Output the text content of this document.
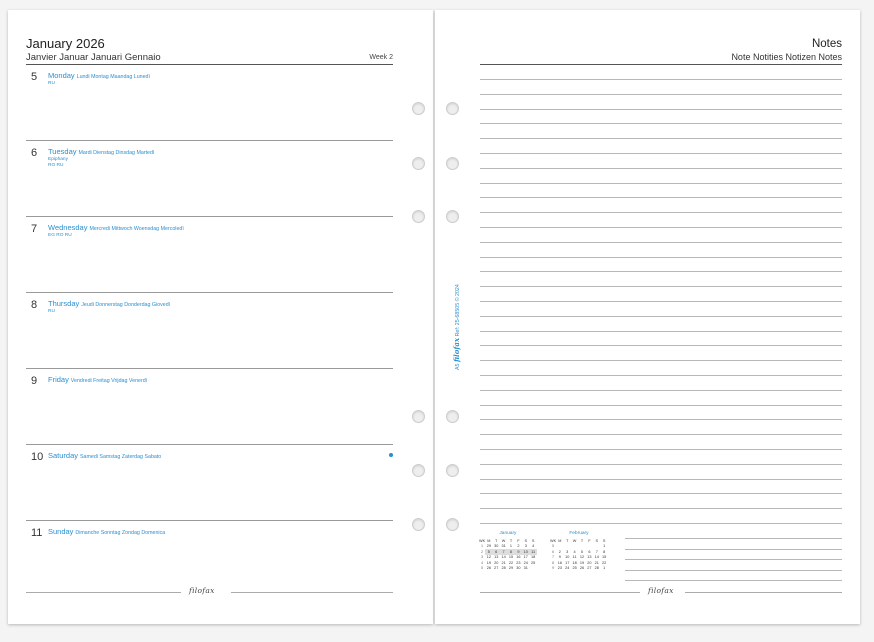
January 2026
Janvier Januar Januari Gennaio	Week 2
5 Monday Lundi Montag Maandag Lunedì
RU
6 Tuesday Mardi Dienstag Dinsdag Martedì
Epiphany
RO RU
7 Wednesday Mercredi Mittwoch Woensdag Mercoledì
EG RO RU
8 Thursday Jeudi Donnerstag Donderdag Giovedì
RU
9 Friday Vendredi Freitag Vrijdag Venerdì
10 Saturday Samedi Samstag Zaterdag Sabato
11 Sunday Dimanche Sonntag Zondag Domenica
filofax
Notes
Note Notities Notizen Notes
A5 filofax Ref: 25-68505 © 2024
January
WK	M	T	W	T	F	S	S
1	29	30	31	1	2	3	4
2	5	6	7	8	9	10	11
3	12	13	14	15	16	17	18
4	19	20	21	22	23	24	25
5	26	27	28	29	30	31	
February
WK	M	T	W	T	F	S	S
5							1
6	2	3	4	5	6	7	8
7	9	10	11	12	13	14	15
8	16	17	18	19	20	21	22
9	23	24	25	26	27	28	1
filofax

What you have to do =
All records above are to be printed exactly, minus the pictures they contain.

In response =
Output the text content of this document.
January 2026
Janvier Januar Januari Gennaio	Week 2
5 Monday Lundi Montag Maandag Lunedì
RU
6 Tuesday Mardi Dienstag Dinsdag Martedì
Epiphany
RO RU
7 Wednesday Mercredi Mittwoch Woensdag Mercoledì
EG RO RU
8 Thursday Jeudi Donnerstag Donderdag Giovedì
RU
9 Friday Vendredi Freitag Vrijdag Venerdì
10 Saturday Samedi Samstag Zaterdag Sabato
11 Sunday Dimanche Sonntag Zondag Domenica
filofax
Notes
Note Notities Notizen Notes
A5 filofax Ref: 25-68505 © 2024
January
WK	M	T	W	T	F	S	S
1	29	30	31	1	2	3	4
2	5	6	7	8	9	10	11
3	12	13	14	15	16	17	18
4	19	20	21	22	23	24	25
5	26	27	28	29	30	31	
February
WK	M	T	W	T	F	S	S
5							1
6	2	3	4	5	6	7	8
7	9	10	11	12	13	14	15
8	16	17	18	19	20	21	22
9	23	24	25	26	27	28	1
filofax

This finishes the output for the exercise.